■ TASK STATEMENT ■
Every record below is to be retyped exactly.

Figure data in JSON

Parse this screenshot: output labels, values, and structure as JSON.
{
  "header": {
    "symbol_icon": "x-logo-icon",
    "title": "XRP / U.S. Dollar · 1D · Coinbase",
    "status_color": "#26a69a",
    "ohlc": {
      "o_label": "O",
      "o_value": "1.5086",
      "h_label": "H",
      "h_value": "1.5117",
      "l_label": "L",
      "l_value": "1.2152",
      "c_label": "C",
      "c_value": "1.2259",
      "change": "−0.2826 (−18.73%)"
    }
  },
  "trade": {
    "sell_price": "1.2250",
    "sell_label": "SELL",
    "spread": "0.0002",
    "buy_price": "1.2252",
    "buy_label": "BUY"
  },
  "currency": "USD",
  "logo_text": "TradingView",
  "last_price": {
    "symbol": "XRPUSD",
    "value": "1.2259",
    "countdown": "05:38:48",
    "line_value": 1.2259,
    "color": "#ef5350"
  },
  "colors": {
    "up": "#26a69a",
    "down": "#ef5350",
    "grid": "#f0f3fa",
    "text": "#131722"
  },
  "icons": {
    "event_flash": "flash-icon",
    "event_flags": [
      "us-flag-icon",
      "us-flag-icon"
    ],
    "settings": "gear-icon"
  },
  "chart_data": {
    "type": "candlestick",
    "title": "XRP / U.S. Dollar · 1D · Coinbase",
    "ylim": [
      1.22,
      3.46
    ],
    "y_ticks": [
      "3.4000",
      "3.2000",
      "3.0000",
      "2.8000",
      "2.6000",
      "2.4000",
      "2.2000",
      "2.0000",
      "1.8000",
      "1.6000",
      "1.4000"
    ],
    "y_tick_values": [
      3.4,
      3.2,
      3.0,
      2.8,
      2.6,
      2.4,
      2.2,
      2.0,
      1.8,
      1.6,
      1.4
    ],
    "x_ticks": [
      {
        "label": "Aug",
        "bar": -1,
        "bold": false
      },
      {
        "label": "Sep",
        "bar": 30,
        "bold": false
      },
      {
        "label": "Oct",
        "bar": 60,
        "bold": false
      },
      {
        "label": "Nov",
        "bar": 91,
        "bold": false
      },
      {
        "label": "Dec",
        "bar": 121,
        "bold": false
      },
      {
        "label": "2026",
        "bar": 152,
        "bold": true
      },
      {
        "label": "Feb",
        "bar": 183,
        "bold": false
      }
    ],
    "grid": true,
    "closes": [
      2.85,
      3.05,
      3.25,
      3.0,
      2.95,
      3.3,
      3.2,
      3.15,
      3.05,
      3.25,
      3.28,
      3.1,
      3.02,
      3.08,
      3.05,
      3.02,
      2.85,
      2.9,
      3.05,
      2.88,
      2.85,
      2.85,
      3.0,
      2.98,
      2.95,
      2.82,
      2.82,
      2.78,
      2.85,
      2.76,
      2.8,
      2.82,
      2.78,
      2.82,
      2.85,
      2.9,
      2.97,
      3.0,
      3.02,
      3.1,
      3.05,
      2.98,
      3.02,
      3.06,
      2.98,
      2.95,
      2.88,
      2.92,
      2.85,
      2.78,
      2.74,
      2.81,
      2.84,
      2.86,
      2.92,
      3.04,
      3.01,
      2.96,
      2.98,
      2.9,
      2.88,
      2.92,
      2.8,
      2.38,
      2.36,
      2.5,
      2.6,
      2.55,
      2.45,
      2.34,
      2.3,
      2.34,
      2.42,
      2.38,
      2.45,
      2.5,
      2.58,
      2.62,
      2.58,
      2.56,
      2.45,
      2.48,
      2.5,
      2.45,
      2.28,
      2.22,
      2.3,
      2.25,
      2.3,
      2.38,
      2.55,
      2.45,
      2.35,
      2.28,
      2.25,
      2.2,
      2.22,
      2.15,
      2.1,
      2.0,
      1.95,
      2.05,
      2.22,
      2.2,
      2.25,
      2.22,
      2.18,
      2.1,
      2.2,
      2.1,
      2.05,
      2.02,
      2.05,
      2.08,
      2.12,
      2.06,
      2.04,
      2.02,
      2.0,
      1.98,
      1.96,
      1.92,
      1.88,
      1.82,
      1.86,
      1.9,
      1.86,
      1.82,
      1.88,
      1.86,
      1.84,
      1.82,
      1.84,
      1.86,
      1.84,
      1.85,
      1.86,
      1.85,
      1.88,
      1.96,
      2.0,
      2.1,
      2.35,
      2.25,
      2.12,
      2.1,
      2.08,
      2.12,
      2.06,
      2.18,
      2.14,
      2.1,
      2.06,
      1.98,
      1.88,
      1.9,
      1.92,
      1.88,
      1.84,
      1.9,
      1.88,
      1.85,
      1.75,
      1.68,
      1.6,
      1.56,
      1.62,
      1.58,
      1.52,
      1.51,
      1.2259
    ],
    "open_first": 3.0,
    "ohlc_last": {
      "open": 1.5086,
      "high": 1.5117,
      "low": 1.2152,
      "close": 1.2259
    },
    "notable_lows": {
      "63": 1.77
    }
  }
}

■ RESULT ■
Parse this screenshot: output labels, values, and structure as JSON.
{
  "header": {
    "symbol_icon": "x-logo-icon",
    "title": "XRP / U.S. Dollar · 1D · Coinbase",
    "status_color": "#26a69a",
    "ohlc": {
      "o_label": "O",
      "o_value": "1.5086",
      "h_label": "H",
      "h_value": "1.5117",
      "l_label": "L",
      "l_value": "1.2152",
      "c_label": "C",
      "c_value": "1.2259",
      "change": "−0.2826 (−18.73%)"
    }
  },
  "trade": {
    "sell_price": "1.2250",
    "sell_label": "SELL",
    "spread": "0.0002",
    "buy_price": "1.2252",
    "buy_label": "BUY"
  },
  "currency": "USD",
  "logo_text": "TradingView",
  "last_price": {
    "symbol": "XRPUSD",
    "value": "1.2259",
    "countdown": "05:38:48",
    "line_value": 1.2259,
    "color": "#ef5350"
  },
  "colors": {
    "up": "#26a69a",
    "down": "#ef5350",
    "grid": "#f0f3fa",
    "text": "#131722"
  },
  "icons": {
    "event_flash": "flash-icon",
    "event_flags": [
      "us-flag-icon",
      "us-flag-icon"
    ],
    "settings": "gear-icon"
  },
  "chart_data": {
    "type": "candlestick",
    "title": "XRP / U.S. Dollar · 1D · Coinbase",
    "ylim": [
      1.22,
      3.46
    ],
    "y_ticks": [
      "3.4000",
      "3.2000",
      "3.0000",
      "2.8000",
      "2.6000",
      "2.4000",
      "2.2000",
      "2.0000",
      "1.8000",
      "1.6000",
      "1.4000"
    ],
    "y_tick_values": [
      3.4,
      3.2,
      3.0,
      2.8,
      2.6,
      2.4,
      2.2,
      2.0,
      1.8,
      1.6,
      1.4
    ],
    "x_ticks": [
      {
        "label": "Aug",
        "bar": -1,
        "bold": false
      },
      {
        "label": "Sep",
        "bar": 30,
        "bold": false
      },
      {
        "label": "Oct",
        "bar": 60,
        "bold": false
      },
      {
        "label": "Nov",
        "bar": 91,
        "bold": false
      },
      {
        "label": "Dec",
        "bar": 121,
        "bold": false
      },
      {
        "label": "2026",
        "bar": 152,
        "bold": true
      },
      {
        "label": "Feb",
        "bar": 183,
        "bold": false
      }
    ],
    "grid": true,
    "closes": [
      2.85,
      3.05,
      3.25,
      3.0,
      2.95,
      3.3,
      3.2,
      3.15,
      3.05,
      3.25,
      3.28,
      3.1,
      3.02,
      3.08,
      3.05,
      3.02,
      2.85,
      2.9,
      3.05,
      2.88,
      2.85,
      2.85,
      3.0,
      2.98,
      2.95,
      2.82,
      2.82,
      2.78,
      2.85,
      2.76,
      2.8,
      2.82,
      2.78,
      2.82,
      2.85,
      2.9,
      2.97,
      3.0,
      3.02,
      3.1,
      3.05,
      2.98,
      3.02,
      3.06,
      2.98,
      2.95,
      2.88,
      2.92,
      2.85,
      2.78,
      2.74,
      2.81,
      2.84,
      2.86,
      2.92,
      3.04,
      3.01,
      2.96,
      2.98,
      2.9,
      2.88,
      2.92,
      2.8,
      2.38,
      2.36,
      2.5,
      2.6,
      2.55,
      2.45,
      2.34,
      2.3,
      2.34,
      2.42,
      2.38,
      2.45,
      2.5,
      2.58,
      2.62,
      2.58,
      2.56,
      2.45,
      2.48,
      2.5,
      2.45,
      2.28,
      2.22,
      2.3,
      2.25,
      2.3,
      2.38,
      2.55,
      2.45,
      2.35,
      2.28,
      2.25,
      2.2,
      2.22,
      2.15,
      2.1,
      2.0,
      1.95,
      2.05,
      2.22,
      2.2,
      2.25,
      2.22,
      2.18,
      2.1,
      2.2,
      2.1,
      2.05,
      2.02,
      2.05,
      2.08,
      2.12,
      2.06,
      2.04,
      2.02,
      2.0,
      1.98,
      1.96,
      1.92,
      1.88,
      1.82,
      1.86,
      1.9,
      1.86,
      1.82,
      1.88,
      1.86,
      1.84,
      1.82,
      1.84,
      1.86,
      1.84,
      1.85,
      1.86,
      1.85,
      1.88,
      1.96,
      2.0,
      2.1,
      2.35,
      2.25,
      2.12,
      2.1,
      2.08,
      2.12,
      2.06,
      2.18,
      2.14,
      2.1,
      2.06,
      1.98,
      1.88,
      1.9,
      1.92,
      1.88,
      1.84,
      1.9,
      1.88,
      1.85,
      1.75,
      1.68,
      1.6,
      1.56,
      1.62,
      1.58,
      1.52,
      1.51,
      1.2259
    ],
    "open_first": 3.0,
    "ohlc_last": {
      "open": 1.5086,
      "high": 1.5117,
      "low": 1.2152,
      "close": 1.2259
    },
    "notable_lows": {
      "63": 1.77
    }
  }
}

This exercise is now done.